→ **What to work on**
Write out the full listing again, exactly as it stands.

=====

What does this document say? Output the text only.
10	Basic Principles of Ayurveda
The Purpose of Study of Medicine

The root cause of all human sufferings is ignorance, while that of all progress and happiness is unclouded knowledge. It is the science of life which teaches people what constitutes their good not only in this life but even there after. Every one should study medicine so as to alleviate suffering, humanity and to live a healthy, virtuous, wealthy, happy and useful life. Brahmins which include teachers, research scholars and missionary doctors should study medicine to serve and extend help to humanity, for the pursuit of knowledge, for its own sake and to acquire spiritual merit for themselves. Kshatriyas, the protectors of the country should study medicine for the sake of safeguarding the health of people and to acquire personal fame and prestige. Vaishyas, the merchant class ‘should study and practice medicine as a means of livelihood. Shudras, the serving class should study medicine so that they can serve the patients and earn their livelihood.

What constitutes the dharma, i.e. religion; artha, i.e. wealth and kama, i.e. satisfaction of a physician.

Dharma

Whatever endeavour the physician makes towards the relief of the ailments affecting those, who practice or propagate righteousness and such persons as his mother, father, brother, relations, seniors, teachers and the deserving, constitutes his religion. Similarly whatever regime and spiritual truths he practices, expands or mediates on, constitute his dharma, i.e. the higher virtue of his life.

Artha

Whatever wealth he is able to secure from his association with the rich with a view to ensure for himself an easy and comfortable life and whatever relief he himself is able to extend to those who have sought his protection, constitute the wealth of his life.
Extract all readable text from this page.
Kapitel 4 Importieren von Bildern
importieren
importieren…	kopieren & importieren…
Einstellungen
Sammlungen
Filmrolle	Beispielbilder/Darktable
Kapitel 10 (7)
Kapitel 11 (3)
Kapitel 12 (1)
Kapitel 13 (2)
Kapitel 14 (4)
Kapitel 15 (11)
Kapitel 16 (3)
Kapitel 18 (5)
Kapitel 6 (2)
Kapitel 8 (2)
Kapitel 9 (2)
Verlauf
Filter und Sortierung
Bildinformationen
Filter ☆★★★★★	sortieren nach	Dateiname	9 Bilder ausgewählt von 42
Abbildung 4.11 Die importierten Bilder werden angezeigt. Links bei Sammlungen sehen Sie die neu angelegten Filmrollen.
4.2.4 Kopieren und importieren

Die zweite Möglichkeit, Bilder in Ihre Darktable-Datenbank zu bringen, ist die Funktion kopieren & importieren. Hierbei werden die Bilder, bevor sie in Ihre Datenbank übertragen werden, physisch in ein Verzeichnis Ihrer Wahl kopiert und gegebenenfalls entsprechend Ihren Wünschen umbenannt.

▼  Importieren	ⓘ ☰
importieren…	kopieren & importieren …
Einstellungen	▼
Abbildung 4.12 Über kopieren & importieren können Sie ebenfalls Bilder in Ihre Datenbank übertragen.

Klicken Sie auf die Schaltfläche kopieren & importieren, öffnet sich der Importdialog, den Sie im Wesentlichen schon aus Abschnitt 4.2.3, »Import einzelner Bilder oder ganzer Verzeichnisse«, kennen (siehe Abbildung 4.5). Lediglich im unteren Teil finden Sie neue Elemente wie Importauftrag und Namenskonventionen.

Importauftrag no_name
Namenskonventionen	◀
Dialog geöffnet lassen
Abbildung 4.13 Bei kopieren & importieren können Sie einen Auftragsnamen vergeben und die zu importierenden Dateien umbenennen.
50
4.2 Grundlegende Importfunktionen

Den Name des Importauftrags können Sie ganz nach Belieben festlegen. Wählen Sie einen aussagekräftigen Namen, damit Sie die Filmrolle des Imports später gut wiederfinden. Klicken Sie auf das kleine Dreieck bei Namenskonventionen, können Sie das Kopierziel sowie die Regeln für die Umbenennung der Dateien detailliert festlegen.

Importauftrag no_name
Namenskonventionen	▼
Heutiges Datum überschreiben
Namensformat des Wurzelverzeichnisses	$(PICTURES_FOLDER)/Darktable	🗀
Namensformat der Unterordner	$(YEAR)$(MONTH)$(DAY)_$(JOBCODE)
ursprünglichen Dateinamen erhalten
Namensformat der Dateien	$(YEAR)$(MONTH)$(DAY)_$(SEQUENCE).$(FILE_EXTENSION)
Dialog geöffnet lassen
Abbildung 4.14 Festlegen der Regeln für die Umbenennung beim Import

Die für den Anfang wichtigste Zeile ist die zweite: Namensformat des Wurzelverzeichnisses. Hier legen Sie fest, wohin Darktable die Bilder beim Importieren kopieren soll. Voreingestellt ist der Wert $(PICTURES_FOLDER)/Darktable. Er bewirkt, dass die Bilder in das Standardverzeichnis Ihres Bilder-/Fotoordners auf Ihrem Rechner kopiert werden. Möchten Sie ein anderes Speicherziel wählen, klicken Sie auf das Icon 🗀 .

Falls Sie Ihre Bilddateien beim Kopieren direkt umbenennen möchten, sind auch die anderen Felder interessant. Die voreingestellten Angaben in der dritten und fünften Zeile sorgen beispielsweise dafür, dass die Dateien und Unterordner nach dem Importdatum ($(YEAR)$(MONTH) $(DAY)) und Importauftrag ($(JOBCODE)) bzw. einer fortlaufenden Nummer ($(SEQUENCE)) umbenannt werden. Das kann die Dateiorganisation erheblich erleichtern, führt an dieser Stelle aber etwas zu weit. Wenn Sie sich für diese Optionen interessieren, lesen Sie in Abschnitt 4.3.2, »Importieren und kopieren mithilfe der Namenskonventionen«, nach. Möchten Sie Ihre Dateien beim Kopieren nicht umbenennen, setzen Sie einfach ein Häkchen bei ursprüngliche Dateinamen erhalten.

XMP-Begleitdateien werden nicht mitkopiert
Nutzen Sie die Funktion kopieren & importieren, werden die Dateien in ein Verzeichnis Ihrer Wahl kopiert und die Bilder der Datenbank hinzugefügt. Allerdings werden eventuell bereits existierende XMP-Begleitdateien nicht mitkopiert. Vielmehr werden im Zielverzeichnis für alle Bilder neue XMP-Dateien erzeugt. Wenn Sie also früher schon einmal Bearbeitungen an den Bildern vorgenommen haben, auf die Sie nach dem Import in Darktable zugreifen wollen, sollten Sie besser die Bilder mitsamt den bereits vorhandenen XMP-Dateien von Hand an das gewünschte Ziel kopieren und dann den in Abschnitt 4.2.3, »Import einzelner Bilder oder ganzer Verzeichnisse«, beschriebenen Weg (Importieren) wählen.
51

=====

→ **Finished exercise**
What does this document say? Output the text only.
10	Basic Principles of Ayurveda
The Purpose of Study of Medicine

The root cause of all human sufferings is ignorance, while that of all progress and happiness is unclouded knowledge. It is the science of life which teaches people what constitutes their good not only in this life but even there after. Every one should study medicine so as to alleviate suffering, humanity and to live a healthy, virtuous, wealthy, happy and useful life. Brahmins which include teachers, research scholars and missionary doctors should study medicine to serve and extend help to humanity, for the pursuit of knowledge, for its own sake and to acquire spiritual merit for themselves. Kshatriyas, the protectors of the country should study medicine for the sake of safeguarding the health of people and to acquire personal fame and prestige. Vaishyas, the merchant class ‘should study and practice medicine as a means of livelihood. Shudras, the serving class should study medicine so that they can serve the patients and earn their livelihood.

What constitutes the dharma, i.e. religion; artha, i.e. wealth and kama, i.e. satisfaction of a physician.

Dharma

Whatever endeavour the physician makes towards the relief of the ailments affecting those, who practice or propagate righteousness and such persons as his mother, father, brother, relations, seniors, teachers and the deserving, constitutes his religion. Similarly whatever regime and spiritual truths he practices, expands or mediates on, constitute his dharma, i.e. the higher virtue of his life.

Artha

Whatever wealth he is able to secure from his association with the rich with a view to ensure for himself an easy and comfortable life and whatever relief he himself is able to extend to those who have sought his protection, constitute the wealth of his life.
Extract all readable text from this page.
Kapitel 4 Importieren von Bildern
importieren
importieren…	kopieren & importieren…
Einstellungen
Sammlungen
Filmrolle	Beispielbilder/Darktable
Kapitel 10 (7)
Kapitel 11 (3)
Kapitel 12 (1)
Kapitel 13 (2)
Kapitel 14 (4)
Kapitel 15 (11)
Kapitel 16 (3)
Kapitel 18 (5)
Kapitel 6 (2)
Kapitel 8 (2)
Kapitel 9 (2)
Verlauf
Filter und Sortierung
Bildinformationen
Filter ☆★★★★★	sortieren nach	Dateiname	9 Bilder ausgewählt von 42
Abbildung 4.11 Die importierten Bilder werden angezeigt. Links bei Sammlungen sehen Sie die neu angelegten Filmrollen.
4.2.4 Kopieren und importieren

Die zweite Möglichkeit, Bilder in Ihre Darktable-Datenbank zu bringen, ist die Funktion kopieren & importieren. Hierbei werden die Bilder, bevor sie in Ihre Datenbank übertragen werden, physisch in ein Verzeichnis Ihrer Wahl kopiert und gegebenenfalls entsprechend Ihren Wünschen umbenannt.

▼  Importieren	ⓘ ☰
importieren…	kopieren & importieren …
Einstellungen	▼
Abbildung 4.12 Über kopieren & importieren können Sie ebenfalls Bilder in Ihre Datenbank übertragen.

Klicken Sie auf die Schaltfläche kopieren & importieren, öffnet sich der Importdialog, den Sie im Wesentlichen schon aus Abschnitt 4.2.3, »Import einzelner Bilder oder ganzer Verzeichnisse«, kennen (siehe Abbildung 4.5). Lediglich im unteren Teil finden Sie neue Elemente wie Importauftrag und Namenskonventionen.

Importauftrag no_name
Namenskonventionen	◀
Dialog geöffnet lassen
Abbildung 4.13 Bei kopieren & importieren können Sie einen Auftragsnamen vergeben und die zu importierenden Dateien umbenennen.
50
4.2 Grundlegende Importfunktionen

Den Name des Importauftrags können Sie ganz nach Belieben festlegen. Wählen Sie einen aussagekräftigen Namen, damit Sie die Filmrolle des Imports später gut wiederfinden. Klicken Sie auf das kleine Dreieck bei Namenskonventionen, können Sie das Kopierziel sowie die Regeln für die Umbenennung der Dateien detailliert festlegen.

Importauftrag no_name
Namenskonventionen	▼
Heutiges Datum überschreiben
Namensformat des Wurzelverzeichnisses	$(PICTURES_FOLDER)/Darktable	🗀
Namensformat der Unterordner	$(YEAR)$(MONTH)$(DAY)_$(JOBCODE)
ursprünglichen Dateinamen erhalten
Namensformat der Dateien	$(YEAR)$(MONTH)$(DAY)_$(SEQUENCE).$(FILE_EXTENSION)
Dialog geöffnet lassen
Abbildung 4.14 Festlegen der Regeln für die Umbenennung beim Import

Die für den Anfang wichtigste Zeile ist die zweite: Namensformat des Wurzelverzeichnisses. Hier legen Sie fest, wohin Darktable die Bilder beim Importieren kopieren soll. Voreingestellt ist der Wert $(PICTURES_FOLDER)/Darktable. Er bewirkt, dass die Bilder in das Standardverzeichnis Ihres Bilder-/Fotoordners auf Ihrem Rechner kopiert werden. Möchten Sie ein anderes Speicherziel wählen, klicken Sie auf das Icon 🗀 .

Falls Sie Ihre Bilddateien beim Kopieren direkt umbenennen möchten, sind auch die anderen Felder interessant. Die voreingestellten Angaben in der dritten und fünften Zeile sorgen beispielsweise dafür, dass die Dateien und Unterordner nach dem Importdatum ($(YEAR)$(MONTH) $(DAY)) und Importauftrag ($(JOBCODE)) bzw. einer fortlaufenden Nummer ($(SEQUENCE)) umbenannt werden. Das kann die Dateiorganisation erheblich erleichtern, führt an dieser Stelle aber etwas zu weit. Wenn Sie sich für diese Optionen interessieren, lesen Sie in Abschnitt 4.3.2, »Importieren und kopieren mithilfe der Namenskonventionen«, nach. Möchten Sie Ihre Dateien beim Kopieren nicht umbenennen, setzen Sie einfach ein Häkchen bei ursprüngliche Dateinamen erhalten.

XMP-Begleitdateien werden nicht mitkopiert
Nutzen Sie die Funktion kopieren & importieren, werden die Dateien in ein Verzeichnis Ihrer Wahl kopiert und die Bilder der Datenbank hinzugefügt. Allerdings werden eventuell bereits existierende XMP-Begleitdateien nicht mitkopiert. Vielmehr werden im Zielverzeichnis für alle Bilder neue XMP-Dateien erzeugt. Wenn Sie also früher schon einmal Bearbeitungen an den Bildern vorgenommen haben, auf die Sie nach dem Import in Darktable zugreifen wollen, sollten Sie besser die Bilder mitsamt den bereits vorhandenen XMP-Dateien von Hand an das gewünschte Ziel kopieren und dann den in Abschnitt 4.2.3, »Import einzelner Bilder oder ganzer Verzeichnisse«, beschriebenen Weg (Importieren) wählen.
51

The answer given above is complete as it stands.